QUOTED TEXT:

-=-=-=-=-

There are a couple of HOL Light library files defining notions of
permutation, the first giving permutations on sets:

Library/permutations.ml

and the second giving permutations on lists

Permutations/*.ml

In your application I think the set one may be more relevant. This
tries to get a somewhat natural and well-behaved notion while sticking
to total functions (exactly the problematic issue you noted). This
is done by specifying that the function be the identity outside the
"domain". Thus, the main notion  is "p permutes s", defined as:

  p permutes s <=> (!x. ~(x IN s) ==> p(x) = x) /\ (!y. ?!x. p x = y)

For example, you could say in your setting

  p permutes {i:num | i < n}

or if you don't mind offsetting the indices:

  p permutes (1..n)

Alas "p permutes (0..n-1)" doesn't quite mean what one might hope
in the case n=0 since subtraction over N gives 0-1=0. One could use
Z instead as the indexing type but this looks uglier and has less
pre-proved machinery about number segments. Or maybe you never
want n-0 anyway, in which case it's fine.

John.


On Wed, Sep 9, 2020 at 3:10 AM D. J. Bernstein  wrote:

> Newbie question: In HOL Light (or in another variant of HOL if that has
> an easier answer), how should I define permutations of {0,1,...,n-1}?

-=-=-=-=-

Dataset excerpt:
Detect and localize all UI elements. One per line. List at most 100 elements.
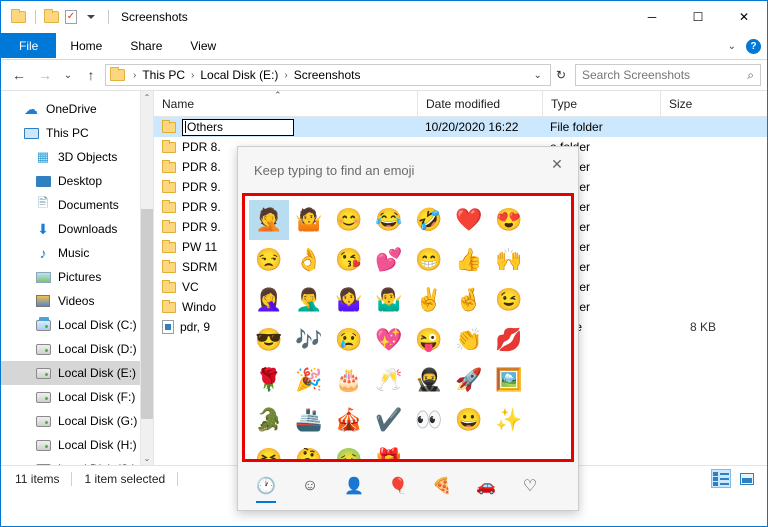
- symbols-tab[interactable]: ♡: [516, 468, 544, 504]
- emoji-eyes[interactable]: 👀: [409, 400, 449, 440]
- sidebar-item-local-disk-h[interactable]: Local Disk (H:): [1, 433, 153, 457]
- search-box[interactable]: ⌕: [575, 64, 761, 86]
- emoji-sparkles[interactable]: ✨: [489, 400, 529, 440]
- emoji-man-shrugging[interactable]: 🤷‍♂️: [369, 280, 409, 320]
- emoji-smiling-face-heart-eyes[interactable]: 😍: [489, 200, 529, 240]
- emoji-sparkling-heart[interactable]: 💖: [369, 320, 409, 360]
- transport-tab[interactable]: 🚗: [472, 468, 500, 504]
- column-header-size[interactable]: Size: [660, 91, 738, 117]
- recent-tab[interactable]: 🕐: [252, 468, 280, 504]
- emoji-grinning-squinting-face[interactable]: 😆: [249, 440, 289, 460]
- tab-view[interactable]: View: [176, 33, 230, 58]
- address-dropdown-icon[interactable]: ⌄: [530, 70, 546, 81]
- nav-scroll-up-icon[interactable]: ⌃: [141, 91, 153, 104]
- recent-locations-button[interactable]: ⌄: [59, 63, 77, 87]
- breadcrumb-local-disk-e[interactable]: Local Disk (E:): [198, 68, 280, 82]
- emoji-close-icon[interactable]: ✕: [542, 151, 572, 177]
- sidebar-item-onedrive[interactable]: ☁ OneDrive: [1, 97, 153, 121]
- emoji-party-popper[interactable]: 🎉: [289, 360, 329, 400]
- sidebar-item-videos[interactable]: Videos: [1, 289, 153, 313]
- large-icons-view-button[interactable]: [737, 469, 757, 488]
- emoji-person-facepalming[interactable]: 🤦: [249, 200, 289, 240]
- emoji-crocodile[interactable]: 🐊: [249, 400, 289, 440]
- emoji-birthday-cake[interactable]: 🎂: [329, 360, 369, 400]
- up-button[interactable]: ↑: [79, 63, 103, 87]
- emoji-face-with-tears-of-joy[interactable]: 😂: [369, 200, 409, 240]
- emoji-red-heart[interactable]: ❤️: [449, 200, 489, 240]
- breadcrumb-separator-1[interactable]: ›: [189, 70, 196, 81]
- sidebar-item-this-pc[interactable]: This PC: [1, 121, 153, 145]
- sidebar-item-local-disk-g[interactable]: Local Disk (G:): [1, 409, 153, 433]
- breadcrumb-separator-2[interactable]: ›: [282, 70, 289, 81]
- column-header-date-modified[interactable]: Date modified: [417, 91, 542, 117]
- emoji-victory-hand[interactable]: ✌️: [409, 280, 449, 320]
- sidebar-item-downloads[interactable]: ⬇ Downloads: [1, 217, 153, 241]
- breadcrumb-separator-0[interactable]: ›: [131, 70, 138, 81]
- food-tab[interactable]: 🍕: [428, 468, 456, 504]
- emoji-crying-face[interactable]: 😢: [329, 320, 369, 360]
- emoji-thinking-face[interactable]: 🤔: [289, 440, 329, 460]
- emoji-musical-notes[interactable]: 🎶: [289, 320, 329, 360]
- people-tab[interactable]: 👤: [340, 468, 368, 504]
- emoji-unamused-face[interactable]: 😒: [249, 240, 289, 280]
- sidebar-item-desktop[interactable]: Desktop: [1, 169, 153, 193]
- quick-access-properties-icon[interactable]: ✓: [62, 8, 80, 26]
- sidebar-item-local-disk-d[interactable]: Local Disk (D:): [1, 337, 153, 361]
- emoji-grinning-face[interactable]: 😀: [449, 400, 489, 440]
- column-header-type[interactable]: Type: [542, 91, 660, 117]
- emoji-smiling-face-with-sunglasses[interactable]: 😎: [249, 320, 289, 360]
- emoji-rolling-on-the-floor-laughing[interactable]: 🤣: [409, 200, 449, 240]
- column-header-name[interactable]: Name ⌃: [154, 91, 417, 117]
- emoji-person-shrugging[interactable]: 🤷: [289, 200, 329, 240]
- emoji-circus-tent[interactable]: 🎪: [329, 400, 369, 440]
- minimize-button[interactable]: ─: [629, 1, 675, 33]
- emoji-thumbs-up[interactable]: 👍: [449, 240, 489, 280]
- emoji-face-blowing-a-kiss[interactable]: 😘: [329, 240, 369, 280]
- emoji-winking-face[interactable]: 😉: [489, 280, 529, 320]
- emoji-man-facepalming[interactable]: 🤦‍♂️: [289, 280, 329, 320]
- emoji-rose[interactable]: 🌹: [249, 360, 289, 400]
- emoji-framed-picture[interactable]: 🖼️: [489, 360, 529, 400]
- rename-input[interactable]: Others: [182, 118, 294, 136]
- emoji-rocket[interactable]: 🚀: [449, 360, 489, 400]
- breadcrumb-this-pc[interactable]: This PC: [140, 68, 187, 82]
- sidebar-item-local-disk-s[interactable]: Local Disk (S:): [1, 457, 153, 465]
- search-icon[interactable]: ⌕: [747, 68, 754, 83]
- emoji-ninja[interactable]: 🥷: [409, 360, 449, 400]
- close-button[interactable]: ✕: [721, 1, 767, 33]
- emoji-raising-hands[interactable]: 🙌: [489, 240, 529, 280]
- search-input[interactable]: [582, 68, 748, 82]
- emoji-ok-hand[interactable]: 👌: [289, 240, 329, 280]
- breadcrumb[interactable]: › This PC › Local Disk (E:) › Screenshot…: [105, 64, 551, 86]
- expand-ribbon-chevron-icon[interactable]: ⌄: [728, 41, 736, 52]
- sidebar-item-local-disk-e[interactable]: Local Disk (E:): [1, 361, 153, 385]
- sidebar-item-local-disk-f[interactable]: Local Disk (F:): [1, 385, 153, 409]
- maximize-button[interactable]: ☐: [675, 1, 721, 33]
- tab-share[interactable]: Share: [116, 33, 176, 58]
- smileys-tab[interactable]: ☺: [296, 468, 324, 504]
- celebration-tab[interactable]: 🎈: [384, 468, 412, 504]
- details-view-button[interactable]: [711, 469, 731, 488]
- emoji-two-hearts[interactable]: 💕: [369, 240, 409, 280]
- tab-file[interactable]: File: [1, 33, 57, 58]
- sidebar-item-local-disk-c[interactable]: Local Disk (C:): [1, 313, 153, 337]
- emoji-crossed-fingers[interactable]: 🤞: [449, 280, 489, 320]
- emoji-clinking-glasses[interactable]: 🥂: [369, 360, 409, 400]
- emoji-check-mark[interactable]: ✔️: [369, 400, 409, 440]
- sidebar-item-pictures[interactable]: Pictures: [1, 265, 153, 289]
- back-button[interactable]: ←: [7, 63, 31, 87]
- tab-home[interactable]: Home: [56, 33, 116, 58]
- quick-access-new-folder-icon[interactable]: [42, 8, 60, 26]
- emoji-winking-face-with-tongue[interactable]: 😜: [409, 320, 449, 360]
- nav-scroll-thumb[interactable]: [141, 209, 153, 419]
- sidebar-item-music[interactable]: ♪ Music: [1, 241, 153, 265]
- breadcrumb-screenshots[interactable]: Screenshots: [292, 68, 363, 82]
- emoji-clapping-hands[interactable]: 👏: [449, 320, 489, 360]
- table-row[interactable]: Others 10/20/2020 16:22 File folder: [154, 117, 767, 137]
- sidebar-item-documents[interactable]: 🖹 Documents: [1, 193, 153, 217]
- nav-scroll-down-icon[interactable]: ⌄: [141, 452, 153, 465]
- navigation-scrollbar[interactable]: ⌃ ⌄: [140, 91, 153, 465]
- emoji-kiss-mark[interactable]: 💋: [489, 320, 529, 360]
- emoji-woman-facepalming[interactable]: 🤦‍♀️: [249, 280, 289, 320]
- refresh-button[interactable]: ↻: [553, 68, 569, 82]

-=-=-=-=-

REQUIRED TASK 1: In two sentences, what does the HOL Light reply say?
REQUIRED TASK 2: Can you arrange the rows from the line with "- symbols-tab[interactable]: ♡: [516, 468, 544, 504]" up to and including the line with "200, 529, 240]" as a Markdown table with the columns Nr and Line?
The HOL Light reply and the rows were taken from unrelated sources.

EXERCISE RESPONSE 1: HOL Light has two library files on permutations: Library/permutations.ml covers permutations on sets and Permutations/*.ml covers permutations on lists. The set version sticks to total functions by requiring the function to be the identity outside the domain, through the notion "p permutes s", though "p permutes (0..n-1)" misbehaves when n=0 because subtraction over N gives 0-1=0.

EXERCISE RESPONSE 2:
| Nr | Line |
|---|---|
| 1 | - symbols-tab[interactable]: ♡: [516, 468, 544, 504] |
| 2 | - emoji-eyes[interactable]: 👀: [409, 400, 449, 440] |
| 3 | - sidebar-item-local-disk-h[interactable]: Local Disk (H:): [1, 433, 153, 457] |
| 4 | - search-box[interactable]: ⌕: [575, 64, 761, 86] |
| 5 | - emoji-sparkles[interactable]: ✨: [489, 400, 529, 440] |
| 6 | - emoji-man-shrugging[interactable]: 🤷‍♂️: [369, 280, 409, 320] |
| 7 | - emoji-smiling-face-heart-eyes[interactable]: 😍: [489, 200, 529, 240] |